Task description :: Please pull out every line that includes the string "JSON".
##### Supplied information
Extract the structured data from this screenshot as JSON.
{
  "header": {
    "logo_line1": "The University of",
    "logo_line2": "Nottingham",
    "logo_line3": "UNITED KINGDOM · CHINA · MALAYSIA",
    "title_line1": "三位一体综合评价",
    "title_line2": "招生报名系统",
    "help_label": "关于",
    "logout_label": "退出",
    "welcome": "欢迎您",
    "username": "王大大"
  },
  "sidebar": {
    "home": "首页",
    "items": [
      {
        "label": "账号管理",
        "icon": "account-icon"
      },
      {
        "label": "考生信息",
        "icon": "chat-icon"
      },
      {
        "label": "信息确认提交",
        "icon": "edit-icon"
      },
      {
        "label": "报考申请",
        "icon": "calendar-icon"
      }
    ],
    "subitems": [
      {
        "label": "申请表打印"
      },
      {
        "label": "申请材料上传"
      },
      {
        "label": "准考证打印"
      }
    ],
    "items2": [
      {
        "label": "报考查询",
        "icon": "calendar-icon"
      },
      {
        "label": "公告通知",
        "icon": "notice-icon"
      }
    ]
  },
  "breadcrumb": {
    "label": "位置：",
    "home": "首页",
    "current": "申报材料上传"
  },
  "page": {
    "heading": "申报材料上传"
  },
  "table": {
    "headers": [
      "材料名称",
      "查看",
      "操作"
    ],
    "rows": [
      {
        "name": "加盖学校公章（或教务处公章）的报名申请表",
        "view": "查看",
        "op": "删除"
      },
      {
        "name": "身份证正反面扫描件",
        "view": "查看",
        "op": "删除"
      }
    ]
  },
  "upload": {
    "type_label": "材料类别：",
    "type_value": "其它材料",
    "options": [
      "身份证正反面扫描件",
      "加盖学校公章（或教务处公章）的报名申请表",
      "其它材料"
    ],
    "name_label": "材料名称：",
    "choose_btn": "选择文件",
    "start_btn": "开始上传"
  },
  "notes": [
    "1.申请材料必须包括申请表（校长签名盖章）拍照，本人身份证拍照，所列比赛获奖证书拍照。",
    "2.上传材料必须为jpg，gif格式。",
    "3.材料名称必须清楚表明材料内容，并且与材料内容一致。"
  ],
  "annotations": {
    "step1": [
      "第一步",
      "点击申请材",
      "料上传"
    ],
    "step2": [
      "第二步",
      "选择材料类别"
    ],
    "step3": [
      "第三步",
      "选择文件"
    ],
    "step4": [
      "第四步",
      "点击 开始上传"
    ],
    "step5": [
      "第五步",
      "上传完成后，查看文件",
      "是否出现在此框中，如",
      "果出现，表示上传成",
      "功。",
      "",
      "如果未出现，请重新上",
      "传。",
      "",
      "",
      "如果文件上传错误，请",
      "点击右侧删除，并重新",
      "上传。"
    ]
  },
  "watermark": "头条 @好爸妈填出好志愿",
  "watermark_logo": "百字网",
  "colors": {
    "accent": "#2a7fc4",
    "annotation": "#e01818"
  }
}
##########
##### Supplied information
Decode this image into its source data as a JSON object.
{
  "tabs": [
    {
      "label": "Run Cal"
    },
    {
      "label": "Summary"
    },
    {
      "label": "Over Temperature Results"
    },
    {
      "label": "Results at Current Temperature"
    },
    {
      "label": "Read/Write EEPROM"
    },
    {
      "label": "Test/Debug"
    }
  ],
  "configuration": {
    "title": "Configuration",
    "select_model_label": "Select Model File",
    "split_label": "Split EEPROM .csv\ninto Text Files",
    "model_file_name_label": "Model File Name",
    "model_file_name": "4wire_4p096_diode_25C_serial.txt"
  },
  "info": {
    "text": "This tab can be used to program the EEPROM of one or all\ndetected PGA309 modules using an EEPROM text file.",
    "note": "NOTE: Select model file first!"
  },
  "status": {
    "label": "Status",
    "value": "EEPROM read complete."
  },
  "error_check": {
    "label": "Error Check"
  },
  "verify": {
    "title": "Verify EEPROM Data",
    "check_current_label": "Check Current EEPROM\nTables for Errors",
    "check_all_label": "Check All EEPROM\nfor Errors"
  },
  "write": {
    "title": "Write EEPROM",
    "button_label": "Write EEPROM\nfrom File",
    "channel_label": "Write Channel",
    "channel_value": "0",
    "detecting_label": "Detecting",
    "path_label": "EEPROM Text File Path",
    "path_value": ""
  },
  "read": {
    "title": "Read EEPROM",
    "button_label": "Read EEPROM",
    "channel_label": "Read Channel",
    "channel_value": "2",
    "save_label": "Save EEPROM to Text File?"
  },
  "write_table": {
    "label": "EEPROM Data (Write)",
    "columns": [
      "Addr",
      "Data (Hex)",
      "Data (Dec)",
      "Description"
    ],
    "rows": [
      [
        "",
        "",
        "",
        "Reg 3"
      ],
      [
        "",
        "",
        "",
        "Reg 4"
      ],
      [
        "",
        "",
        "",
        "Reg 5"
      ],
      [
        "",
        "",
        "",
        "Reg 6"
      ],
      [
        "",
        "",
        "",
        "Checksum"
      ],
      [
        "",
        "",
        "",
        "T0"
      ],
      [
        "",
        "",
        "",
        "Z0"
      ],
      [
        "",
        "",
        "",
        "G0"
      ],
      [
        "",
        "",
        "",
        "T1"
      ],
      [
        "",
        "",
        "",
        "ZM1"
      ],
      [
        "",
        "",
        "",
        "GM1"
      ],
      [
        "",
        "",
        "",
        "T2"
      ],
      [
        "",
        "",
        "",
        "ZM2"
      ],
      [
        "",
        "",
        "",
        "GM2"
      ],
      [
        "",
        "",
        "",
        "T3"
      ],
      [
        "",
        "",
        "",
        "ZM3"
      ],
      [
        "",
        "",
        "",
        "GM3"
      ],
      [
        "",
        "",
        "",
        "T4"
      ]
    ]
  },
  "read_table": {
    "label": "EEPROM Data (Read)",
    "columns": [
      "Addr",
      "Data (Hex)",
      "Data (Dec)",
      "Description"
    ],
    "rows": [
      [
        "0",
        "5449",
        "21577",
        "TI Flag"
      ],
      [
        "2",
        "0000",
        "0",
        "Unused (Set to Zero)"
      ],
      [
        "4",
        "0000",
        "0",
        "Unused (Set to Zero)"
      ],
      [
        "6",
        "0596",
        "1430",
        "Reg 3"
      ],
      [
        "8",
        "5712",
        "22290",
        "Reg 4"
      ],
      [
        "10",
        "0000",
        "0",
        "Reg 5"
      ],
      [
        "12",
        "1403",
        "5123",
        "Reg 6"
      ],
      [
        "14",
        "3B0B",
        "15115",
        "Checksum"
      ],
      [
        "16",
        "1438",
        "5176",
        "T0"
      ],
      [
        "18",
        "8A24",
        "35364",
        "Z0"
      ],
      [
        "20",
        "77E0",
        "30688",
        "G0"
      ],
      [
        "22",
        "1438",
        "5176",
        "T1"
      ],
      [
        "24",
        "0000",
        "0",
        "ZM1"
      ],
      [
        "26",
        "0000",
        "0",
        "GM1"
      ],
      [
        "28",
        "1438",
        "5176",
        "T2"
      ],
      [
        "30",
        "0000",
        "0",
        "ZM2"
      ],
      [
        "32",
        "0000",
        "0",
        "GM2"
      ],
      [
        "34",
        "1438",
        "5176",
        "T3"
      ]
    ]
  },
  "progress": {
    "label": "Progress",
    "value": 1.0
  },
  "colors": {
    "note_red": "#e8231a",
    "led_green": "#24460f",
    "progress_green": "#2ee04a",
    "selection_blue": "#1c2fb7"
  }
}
##########
##### Supplied information
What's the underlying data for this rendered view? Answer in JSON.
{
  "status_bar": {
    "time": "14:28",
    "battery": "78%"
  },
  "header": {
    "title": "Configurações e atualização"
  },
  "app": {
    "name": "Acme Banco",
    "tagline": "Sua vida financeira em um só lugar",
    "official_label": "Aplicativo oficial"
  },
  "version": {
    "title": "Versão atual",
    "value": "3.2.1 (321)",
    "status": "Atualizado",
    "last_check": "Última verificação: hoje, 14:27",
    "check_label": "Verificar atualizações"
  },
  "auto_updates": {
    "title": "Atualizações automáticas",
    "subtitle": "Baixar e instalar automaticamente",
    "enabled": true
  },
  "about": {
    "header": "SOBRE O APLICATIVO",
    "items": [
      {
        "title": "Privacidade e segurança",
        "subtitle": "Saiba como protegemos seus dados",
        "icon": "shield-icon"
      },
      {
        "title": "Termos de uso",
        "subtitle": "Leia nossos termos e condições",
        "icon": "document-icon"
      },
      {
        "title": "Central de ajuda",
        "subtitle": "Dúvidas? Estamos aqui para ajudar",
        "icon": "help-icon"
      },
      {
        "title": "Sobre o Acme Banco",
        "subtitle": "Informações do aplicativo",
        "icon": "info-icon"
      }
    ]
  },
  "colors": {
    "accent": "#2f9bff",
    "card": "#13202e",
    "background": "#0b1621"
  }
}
##########
Finished exercise ::
Extract the structured data from this screenshot as JSON.
Decode this image into its source data as a JSON object.
What's the underlying data for this rendered view? Answer in JSON.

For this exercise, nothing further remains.